PROBLEM TO WORK ON
Write down every entry below once more, exactly.

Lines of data
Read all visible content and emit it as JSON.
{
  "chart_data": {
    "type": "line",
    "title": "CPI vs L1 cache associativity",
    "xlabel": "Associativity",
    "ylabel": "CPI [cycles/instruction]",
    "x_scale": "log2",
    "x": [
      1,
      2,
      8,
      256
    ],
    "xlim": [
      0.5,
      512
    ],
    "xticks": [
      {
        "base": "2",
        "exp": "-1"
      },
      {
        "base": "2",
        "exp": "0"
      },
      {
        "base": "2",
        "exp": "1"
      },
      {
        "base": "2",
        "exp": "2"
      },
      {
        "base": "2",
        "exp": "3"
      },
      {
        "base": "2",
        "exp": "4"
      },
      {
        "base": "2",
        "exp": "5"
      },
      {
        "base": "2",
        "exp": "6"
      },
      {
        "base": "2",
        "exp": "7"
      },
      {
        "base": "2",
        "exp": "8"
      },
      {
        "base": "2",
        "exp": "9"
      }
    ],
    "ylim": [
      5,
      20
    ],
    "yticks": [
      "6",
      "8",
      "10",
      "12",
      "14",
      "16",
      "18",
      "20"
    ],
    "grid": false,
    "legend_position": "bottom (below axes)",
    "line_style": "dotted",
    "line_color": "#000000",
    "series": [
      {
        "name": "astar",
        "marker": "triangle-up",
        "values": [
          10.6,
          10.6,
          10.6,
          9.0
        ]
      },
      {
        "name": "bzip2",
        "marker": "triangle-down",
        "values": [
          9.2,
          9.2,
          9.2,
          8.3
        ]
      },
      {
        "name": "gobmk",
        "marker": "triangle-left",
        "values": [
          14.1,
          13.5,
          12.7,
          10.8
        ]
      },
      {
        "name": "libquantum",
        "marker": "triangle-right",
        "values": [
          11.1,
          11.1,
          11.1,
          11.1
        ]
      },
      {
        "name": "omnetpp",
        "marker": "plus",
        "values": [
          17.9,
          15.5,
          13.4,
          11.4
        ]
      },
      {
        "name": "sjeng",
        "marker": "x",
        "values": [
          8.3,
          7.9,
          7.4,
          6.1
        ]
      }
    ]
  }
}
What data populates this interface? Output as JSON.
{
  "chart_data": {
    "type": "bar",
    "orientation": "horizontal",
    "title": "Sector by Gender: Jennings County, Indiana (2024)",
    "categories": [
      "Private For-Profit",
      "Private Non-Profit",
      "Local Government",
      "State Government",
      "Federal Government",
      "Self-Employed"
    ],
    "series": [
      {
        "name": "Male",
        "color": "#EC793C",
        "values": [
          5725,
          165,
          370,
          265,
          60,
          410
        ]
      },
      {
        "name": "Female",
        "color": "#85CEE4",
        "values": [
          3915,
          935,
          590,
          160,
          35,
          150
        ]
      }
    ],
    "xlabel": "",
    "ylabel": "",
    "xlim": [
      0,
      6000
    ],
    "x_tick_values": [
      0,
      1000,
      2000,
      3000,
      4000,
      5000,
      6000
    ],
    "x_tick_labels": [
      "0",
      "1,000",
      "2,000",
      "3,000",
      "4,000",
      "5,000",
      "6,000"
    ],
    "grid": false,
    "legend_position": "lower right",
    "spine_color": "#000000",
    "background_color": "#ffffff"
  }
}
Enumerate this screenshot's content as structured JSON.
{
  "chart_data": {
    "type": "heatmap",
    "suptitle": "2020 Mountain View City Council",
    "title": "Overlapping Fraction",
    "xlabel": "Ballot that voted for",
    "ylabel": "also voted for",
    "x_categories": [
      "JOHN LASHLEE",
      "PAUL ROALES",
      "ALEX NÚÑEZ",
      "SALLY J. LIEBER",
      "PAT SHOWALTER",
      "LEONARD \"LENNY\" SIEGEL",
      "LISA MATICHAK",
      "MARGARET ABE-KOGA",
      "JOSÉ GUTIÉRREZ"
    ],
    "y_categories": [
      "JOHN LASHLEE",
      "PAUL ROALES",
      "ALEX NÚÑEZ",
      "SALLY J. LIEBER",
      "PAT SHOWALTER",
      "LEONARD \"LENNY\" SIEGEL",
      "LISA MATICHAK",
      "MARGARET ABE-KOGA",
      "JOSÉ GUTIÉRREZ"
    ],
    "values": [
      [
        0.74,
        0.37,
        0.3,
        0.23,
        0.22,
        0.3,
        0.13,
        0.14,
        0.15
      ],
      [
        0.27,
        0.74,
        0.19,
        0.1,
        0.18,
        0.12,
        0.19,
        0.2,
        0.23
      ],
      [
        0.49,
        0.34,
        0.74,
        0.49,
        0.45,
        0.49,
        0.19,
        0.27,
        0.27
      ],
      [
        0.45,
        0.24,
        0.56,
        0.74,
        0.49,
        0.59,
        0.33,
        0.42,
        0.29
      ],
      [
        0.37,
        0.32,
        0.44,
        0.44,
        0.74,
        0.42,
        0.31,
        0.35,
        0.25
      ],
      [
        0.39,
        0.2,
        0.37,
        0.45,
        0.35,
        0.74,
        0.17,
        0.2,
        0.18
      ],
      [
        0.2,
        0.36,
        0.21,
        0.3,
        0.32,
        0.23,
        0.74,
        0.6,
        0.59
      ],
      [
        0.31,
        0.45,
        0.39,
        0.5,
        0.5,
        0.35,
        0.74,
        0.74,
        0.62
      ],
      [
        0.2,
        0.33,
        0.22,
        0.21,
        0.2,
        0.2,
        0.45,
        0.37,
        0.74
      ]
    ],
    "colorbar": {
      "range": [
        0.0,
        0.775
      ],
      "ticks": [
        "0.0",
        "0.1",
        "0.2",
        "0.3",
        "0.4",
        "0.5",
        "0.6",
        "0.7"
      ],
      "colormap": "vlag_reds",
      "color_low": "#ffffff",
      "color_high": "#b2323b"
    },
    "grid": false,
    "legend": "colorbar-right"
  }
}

TASK RESPONSE
Read all visible content and emit it as JSON.
{
  "chart_data": {
    "type": "line",
    "title": "CPI vs L1 cache associativity",
    "xlabel": "Associativity",
    "ylabel": "CPI [cycles/instruction]",
    "x_scale": "log2",
    "x": [
      1,
      2,
      8,
      256
    ],
    "xlim": [
      0.5,
      512
    ],
    "xticks": [
      {
        "base": "2",
        "exp": "-1"
      },
      {
        "base": "2",
        "exp": "0"
      },
      {
        "base": "2",
        "exp": "1"
      },
      {
        "base": "2",
        "exp": "2"
      },
      {
        "base": "2",
        "exp": "3"
      },
      {
        "base": "2",
        "exp": "4"
      },
      {
        "base": "2",
        "exp": "5"
      },
      {
        "base": "2",
        "exp": "6"
      },
      {
        "base": "2",
        "exp": "7"
      },
      {
        "base": "2",
        "exp": "8"
      },
      {
        "base": "2",
        "exp": "9"
      }
    ],
    "ylim": [
      5,
      20
    ],
    "yticks": [
      "6",
      "8",
      "10",
      "12",
      "14",
      "16",
      "18",
      "20"
    ],
    "grid": false,
    "legend_position": "bottom (below axes)",
    "line_style": "dotted",
    "line_color": "#000000",
    "series": [
      {
        "name": "astar",
        "marker": "triangle-up",
        "values": [
          10.6,
          10.6,
          10.6,
          9.0
        ]
      },
      {
        "name": "bzip2",
        "marker": "triangle-down",
        "values": [
          9.2,
          9.2,
          9.2,
          8.3
        ]
      },
      {
        "name": "gobmk",
        "marker": "triangle-left",
        "values": [
          14.1,
          13.5,
          12.7,
          10.8
        ]
      },
      {
        "name": "libquantum",
        "marker": "triangle-right",
        "values": [
          11.1,
          11.1,
          11.1,
          11.1
        ]
      },
      {
        "name": "omnetpp",
        "marker": "plus",
        "values": [
          17.9,
          15.5,
          13.4,
          11.4
        ]
      },
      {
        "name": "sjeng",
        "marker": "x",
        "values": [
          8.3,
          7.9,
          7.4,
          6.1
        ]
      }
    ]
  }
}
What data populates this interface? Output as JSON.
{
  "chart_data": {
    "type": "bar",
    "orientation": "horizontal",
    "title": "Sector by Gender: Jennings County, Indiana (2024)",
    "categories": [
      "Private For-Profit",
      "Private Non-Profit",
      "Local Government",
      "State Government",
      "Federal Government",
      "Self-Employed"
    ],
    "series": [
      {
        "name": "Male",
        "color": "#EC793C",
        "values": [
          5725,
          165,
          370,
          265,
          60,
          410
        ]
      },
      {
        "name": "Female",
        "color": "#85CEE4",
        "values": [
          3915,
          935,
          590,
          160,
          35,
          150
        ]
      }
    ],
    "xlabel": "",
    "ylabel": "",
    "xlim": [
      0,
      6000
    ],
    "x_tick_values": [
      0,
      1000,
      2000,
      3000,
      4000,
      5000,
      6000
    ],
    "x_tick_labels": [
      "0",
      "1,000",
      "2,000",
      "3,000",
      "4,000",
      "5,000",
      "6,000"
    ],
    "grid": false,
    "legend_position": "lower right",
    "spine_color": "#000000",
    "background_color": "#ffffff"
  }
}
Enumerate this screenshot's content as structured JSON.
{
  "chart_data": {
    "type": "heatmap",
    "suptitle": "2020 Mountain View City Council",
    "title": "Overlapping Fraction",
    "xlabel": "Ballot that voted for",
    "ylabel": "also voted for",
    "x_categories": [
      "JOHN LASHLEE",
      "PAUL ROALES",
      "ALEX NÚÑEZ",
      "SALLY J. LIEBER",
      "PAT SHOWALTER",
      "LEONARD \"LENNY\" SIEGEL",
      "LISA MATICHAK",
      "MARGARET ABE-KOGA",
      "JOSÉ GUTIÉRREZ"
    ],
    "y_categories": [
      "JOHN LASHLEE",
      "PAUL ROALES",
      "ALEX NÚÑEZ",
      "SALLY J. LIEBER",
      "PAT SHOWALTER",
      "LEONARD \"LENNY\" SIEGEL",
      "LISA MATICHAK",
      "MARGARET ABE-KOGA",
      "JOSÉ GUTIÉRREZ"
    ],
    "values": [
      [
        0.74,
        0.37,
        0.3,
        0.23,
        0.22,
        0.3,
        0.13,
        0.14,
        0.15
      ],
      [
        0.27,
        0.74,
        0.19,
        0.1,
        0.18,
        0.12,
        0.19,
        0.2,
        0.23
      ],
      [
        0.49,
        0.34,
        0.74,
        0.49,
        0.45,
        0.49,
        0.19,
        0.27,
        0.27
      ],
      [
        0.45,
        0.24,
        0.56,
        0.74,
        0.49,
        0.59,
        0.33,
        0.42,
        0.29
      ],
      [
        0.37,
        0.32,
        0.44,
        0.44,
        0.74,
        0.42,
        0.31,
        0.35,
        0.25
      ],
      [
        0.39,
        0.2,
        0.37,
        0.45,
        0.35,
        0.74,
        0.17,
        0.2,
        0.18
      ],
      [
        0.2,
        0.36,
        0.21,
        0.3,
        0.32,
        0.23,
        0.74,
        0.6,
        0.59
      ],
      [
        0.31,
        0.45,
        0.39,
        0.5,
        0.5,
        0.35,
        0.74,
        0.74,
        0.62
      ],
      [
        0.2,
        0.33,
        0.22,
        0.21,
        0.2,
        0.2,
        0.45,
        0.37,
        0.74
      ]
    ],
    "colorbar": {
      "range": [
        0.0,
        0.775
      ],
      "ticks": [
        "0.0",
        "0.1",
        "0.2",
        "0.3",
        "0.4",
        "0.5",
        "0.6",
        "0.7"
      ],
      "colormap": "vlag_reds",
      "color_low": "#ffffff",
      "color_high": "#b2323b"
    },
    "grid": false,
    "legend": "colorbar-right"
  }
}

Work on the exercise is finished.